■ **What you are asked to do**:
Search the data below, and report every line in which "gear" occurs.

■ **Source material**:
■ ■ ■

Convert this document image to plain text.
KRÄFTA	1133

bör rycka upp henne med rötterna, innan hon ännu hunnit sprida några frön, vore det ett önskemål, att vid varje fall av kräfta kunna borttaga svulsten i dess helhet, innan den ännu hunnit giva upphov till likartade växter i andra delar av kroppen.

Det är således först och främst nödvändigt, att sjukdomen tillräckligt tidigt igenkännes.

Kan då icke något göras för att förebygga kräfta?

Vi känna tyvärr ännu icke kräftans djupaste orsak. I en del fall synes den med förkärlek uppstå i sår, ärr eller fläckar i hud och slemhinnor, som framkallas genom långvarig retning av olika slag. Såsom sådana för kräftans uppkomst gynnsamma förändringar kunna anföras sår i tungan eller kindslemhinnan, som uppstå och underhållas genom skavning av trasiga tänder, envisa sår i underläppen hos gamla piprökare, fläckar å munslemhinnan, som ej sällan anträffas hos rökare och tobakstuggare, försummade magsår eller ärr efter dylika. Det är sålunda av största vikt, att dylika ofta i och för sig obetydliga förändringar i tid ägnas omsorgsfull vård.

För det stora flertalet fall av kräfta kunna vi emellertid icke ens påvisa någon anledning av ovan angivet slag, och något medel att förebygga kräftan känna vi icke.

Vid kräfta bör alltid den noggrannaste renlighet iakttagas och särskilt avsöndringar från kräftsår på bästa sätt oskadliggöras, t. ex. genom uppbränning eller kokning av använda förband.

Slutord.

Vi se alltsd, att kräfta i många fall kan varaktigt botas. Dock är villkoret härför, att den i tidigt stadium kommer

■ ■ ■

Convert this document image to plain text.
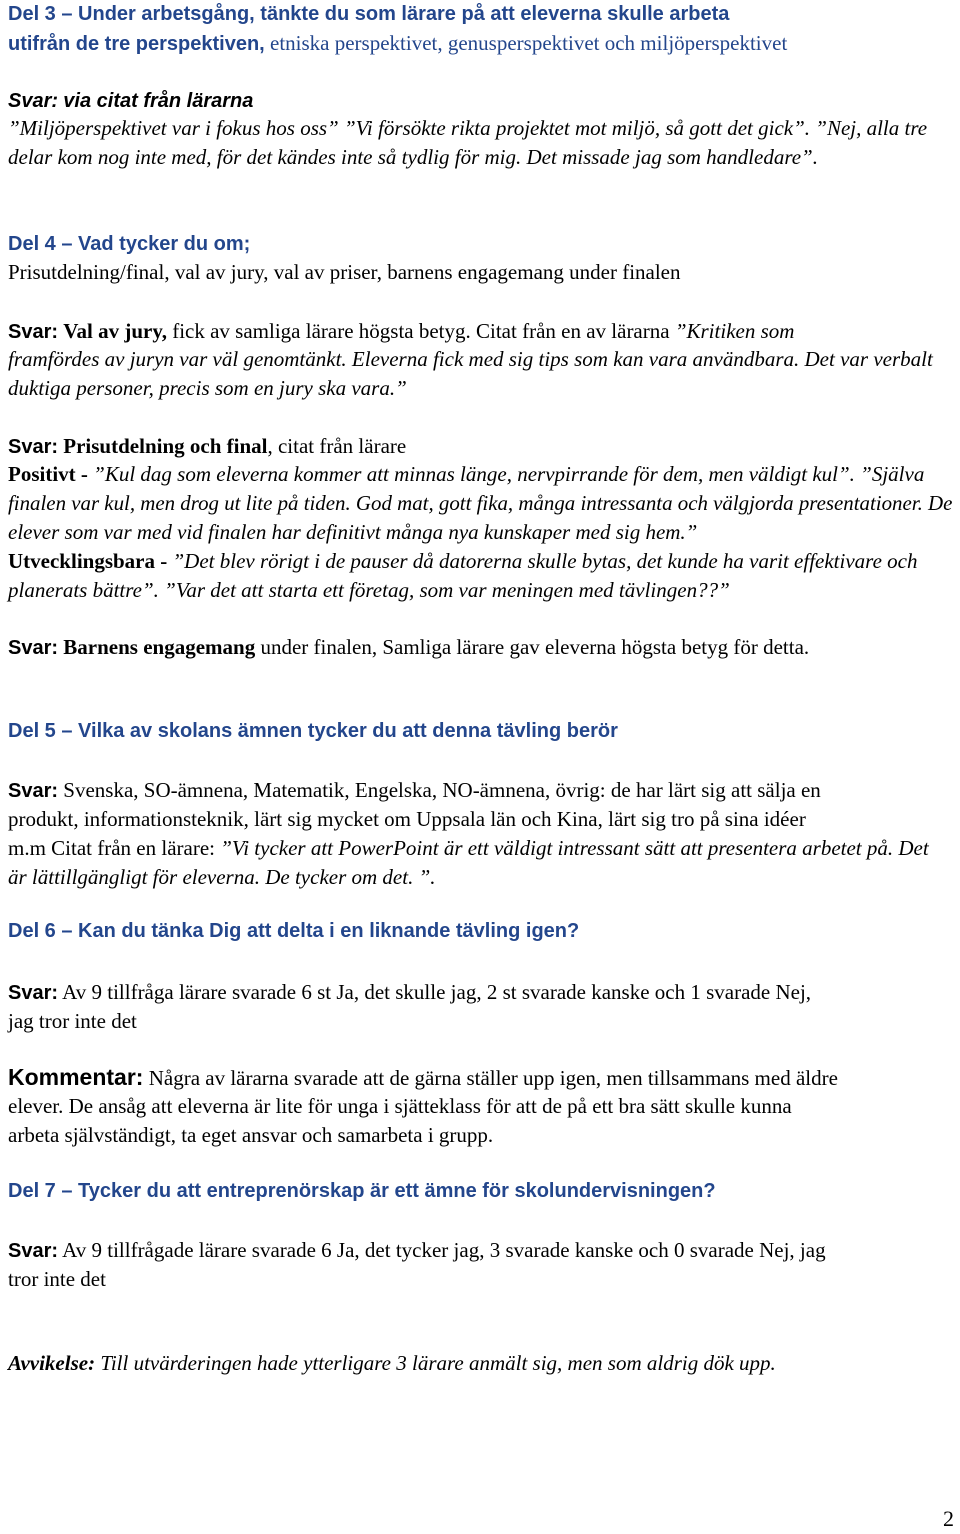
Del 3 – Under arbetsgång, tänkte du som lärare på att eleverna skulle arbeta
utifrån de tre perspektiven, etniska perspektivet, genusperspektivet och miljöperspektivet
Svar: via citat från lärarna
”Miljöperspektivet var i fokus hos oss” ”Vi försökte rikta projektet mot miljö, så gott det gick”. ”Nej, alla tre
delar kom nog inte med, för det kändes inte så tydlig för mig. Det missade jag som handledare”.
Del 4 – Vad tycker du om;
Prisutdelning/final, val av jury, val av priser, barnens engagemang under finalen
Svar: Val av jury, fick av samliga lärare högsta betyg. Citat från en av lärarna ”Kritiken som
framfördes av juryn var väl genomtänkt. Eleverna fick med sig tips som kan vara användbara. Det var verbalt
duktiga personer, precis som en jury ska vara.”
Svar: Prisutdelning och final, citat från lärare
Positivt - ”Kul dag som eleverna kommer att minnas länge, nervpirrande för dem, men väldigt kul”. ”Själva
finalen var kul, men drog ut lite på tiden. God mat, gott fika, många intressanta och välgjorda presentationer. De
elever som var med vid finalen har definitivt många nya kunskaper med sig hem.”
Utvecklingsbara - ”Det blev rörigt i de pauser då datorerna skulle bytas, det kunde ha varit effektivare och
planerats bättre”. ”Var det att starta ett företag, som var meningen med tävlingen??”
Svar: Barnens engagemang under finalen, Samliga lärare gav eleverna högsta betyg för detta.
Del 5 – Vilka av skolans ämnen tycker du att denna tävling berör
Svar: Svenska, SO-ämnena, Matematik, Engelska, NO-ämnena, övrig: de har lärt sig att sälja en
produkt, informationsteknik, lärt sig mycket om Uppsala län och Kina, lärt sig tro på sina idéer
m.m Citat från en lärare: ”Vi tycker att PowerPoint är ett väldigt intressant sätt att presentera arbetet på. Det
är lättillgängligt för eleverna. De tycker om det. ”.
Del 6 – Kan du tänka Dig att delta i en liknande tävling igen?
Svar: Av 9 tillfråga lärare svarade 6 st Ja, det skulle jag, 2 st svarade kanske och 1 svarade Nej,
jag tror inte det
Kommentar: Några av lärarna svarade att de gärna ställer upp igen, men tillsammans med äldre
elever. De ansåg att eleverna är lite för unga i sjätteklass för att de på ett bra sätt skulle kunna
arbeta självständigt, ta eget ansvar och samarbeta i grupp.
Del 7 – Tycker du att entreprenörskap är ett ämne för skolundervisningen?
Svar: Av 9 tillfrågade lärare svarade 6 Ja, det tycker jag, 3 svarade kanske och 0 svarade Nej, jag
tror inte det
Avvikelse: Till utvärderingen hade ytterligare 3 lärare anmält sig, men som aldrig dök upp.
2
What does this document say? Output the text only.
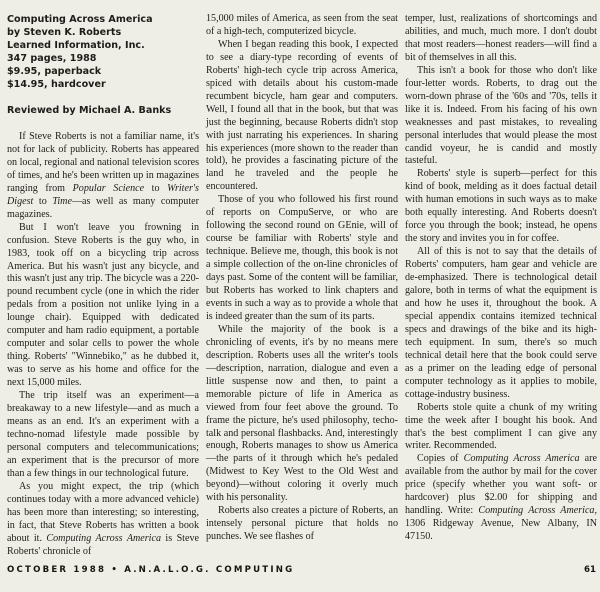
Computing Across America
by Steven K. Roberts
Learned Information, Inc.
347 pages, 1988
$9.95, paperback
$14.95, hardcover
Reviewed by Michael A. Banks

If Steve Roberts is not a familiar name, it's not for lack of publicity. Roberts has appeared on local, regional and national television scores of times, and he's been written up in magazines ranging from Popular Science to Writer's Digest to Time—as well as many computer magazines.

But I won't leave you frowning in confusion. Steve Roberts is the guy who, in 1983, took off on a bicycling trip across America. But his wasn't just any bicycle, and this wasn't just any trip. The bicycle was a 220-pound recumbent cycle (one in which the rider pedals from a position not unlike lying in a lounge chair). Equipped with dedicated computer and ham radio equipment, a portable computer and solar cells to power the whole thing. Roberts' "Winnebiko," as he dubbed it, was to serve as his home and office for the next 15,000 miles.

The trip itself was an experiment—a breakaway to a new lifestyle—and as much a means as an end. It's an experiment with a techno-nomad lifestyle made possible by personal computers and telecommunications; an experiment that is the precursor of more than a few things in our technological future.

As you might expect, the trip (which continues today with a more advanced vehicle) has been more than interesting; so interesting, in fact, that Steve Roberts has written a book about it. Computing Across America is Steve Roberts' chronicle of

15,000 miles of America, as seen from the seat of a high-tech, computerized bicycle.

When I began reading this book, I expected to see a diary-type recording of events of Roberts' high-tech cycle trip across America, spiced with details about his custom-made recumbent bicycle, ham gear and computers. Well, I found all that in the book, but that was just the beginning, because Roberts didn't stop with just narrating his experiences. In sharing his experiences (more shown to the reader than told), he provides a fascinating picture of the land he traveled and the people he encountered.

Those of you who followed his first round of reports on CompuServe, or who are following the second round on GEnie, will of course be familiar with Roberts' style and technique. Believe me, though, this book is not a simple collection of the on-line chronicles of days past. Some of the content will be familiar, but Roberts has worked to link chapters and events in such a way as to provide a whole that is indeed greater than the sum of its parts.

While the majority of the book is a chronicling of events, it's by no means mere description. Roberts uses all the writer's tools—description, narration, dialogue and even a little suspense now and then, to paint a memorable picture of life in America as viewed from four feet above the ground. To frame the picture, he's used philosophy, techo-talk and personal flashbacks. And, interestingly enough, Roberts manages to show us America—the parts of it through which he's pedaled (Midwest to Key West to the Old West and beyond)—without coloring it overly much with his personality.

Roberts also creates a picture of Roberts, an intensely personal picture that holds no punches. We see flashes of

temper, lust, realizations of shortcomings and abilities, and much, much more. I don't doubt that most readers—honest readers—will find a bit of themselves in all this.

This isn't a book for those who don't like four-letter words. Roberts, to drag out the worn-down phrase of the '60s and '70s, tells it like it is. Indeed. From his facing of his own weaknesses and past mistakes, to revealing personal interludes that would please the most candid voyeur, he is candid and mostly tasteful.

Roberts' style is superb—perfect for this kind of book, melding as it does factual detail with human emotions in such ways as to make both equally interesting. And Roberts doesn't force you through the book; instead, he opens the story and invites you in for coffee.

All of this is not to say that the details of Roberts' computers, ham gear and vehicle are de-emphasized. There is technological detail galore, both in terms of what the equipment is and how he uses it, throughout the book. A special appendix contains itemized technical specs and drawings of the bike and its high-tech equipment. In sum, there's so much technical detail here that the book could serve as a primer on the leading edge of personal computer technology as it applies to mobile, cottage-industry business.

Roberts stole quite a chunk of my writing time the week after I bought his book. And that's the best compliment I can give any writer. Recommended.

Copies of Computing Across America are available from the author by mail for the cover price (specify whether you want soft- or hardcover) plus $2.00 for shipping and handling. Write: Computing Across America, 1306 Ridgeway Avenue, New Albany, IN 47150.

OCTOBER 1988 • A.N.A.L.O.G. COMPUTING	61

■ ■ ■

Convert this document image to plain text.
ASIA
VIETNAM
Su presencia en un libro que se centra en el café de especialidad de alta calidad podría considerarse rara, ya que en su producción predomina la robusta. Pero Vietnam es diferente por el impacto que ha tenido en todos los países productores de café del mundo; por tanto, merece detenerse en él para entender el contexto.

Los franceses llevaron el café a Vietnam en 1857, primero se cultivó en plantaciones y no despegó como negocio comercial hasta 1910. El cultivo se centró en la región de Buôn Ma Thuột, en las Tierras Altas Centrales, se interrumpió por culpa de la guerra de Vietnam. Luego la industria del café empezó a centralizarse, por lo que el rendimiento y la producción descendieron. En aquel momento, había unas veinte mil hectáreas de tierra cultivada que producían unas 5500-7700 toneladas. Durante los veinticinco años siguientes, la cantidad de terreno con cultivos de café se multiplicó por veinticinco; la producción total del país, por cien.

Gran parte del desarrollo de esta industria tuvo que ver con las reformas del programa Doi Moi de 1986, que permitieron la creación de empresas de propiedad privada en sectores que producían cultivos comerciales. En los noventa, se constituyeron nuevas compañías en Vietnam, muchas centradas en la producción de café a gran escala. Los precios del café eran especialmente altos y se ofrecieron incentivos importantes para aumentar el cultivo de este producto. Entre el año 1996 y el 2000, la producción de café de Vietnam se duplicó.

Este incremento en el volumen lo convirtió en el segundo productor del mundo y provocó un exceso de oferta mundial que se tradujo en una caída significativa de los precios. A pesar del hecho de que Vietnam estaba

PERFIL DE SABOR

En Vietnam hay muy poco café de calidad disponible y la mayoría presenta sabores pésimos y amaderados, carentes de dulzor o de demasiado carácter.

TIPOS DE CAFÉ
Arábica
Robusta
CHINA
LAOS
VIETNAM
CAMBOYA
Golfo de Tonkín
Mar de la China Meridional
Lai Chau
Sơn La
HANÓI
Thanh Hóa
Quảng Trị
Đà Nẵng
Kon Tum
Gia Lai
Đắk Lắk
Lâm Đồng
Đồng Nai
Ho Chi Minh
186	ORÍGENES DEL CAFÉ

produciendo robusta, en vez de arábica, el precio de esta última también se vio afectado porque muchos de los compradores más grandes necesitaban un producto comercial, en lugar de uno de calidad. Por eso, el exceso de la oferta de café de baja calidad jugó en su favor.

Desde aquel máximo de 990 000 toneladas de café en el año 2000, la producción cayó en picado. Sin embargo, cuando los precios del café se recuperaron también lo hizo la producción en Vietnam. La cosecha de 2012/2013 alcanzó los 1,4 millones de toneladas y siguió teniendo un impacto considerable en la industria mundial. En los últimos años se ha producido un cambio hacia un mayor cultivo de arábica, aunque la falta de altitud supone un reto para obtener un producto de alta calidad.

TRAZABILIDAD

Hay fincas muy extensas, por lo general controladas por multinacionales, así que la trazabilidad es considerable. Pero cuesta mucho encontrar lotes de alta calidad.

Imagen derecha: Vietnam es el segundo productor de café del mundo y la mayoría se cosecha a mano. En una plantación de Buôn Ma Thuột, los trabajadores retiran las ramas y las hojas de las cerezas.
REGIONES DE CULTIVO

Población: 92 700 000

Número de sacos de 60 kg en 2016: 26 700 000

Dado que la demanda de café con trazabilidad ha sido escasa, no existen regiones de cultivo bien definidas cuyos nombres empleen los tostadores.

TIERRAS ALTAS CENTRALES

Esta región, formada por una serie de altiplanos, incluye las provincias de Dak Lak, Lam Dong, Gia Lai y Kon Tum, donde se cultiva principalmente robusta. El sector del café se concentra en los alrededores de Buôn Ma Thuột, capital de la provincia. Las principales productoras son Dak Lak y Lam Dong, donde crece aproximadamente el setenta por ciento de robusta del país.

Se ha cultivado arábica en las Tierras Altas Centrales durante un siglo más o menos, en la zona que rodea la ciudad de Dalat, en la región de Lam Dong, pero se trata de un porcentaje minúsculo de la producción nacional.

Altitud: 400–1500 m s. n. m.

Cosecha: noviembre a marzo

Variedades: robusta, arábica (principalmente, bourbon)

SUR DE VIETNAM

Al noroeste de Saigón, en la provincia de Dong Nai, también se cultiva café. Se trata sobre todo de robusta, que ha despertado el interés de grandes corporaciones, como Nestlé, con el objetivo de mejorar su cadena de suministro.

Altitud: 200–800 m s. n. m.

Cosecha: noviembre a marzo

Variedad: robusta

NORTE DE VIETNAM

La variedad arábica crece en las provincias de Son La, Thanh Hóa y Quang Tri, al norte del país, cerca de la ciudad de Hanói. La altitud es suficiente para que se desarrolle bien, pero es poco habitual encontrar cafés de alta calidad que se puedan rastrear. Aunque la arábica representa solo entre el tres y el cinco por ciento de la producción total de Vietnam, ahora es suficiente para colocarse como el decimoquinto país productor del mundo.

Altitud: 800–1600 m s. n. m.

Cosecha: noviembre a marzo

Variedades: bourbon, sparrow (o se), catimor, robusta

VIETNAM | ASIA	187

■ ■ ■

■ **Response**:
When I began reading this book, I expected to see a diary-type recording of events of Roberts' high-tech cycle trip across America, spiced with details about his custom-made recumbent bicycle, ham gear and computers. Well, I found all that in the book, but that was just the beginning, because Roberts didn't stop with just narrating his experiences. In sharing his experiences (more shown to the reader than told), he provides a fascinating picture of the land he traveled and the people he encountered.
All of this is not to say that the details of Roberts' computers, ham gear and vehicle are de-emphasized. There is technological detail galore, both in terms of what the equipment is and how he uses it, throughout the book. A special appendix contains itemized technical specs and drawings of the bike and its high-tech equipment. In sum, there's so much technical detail here that the book could serve as a primer on the leading edge of personal computer technology as it applies to mobile, cottage-industry business.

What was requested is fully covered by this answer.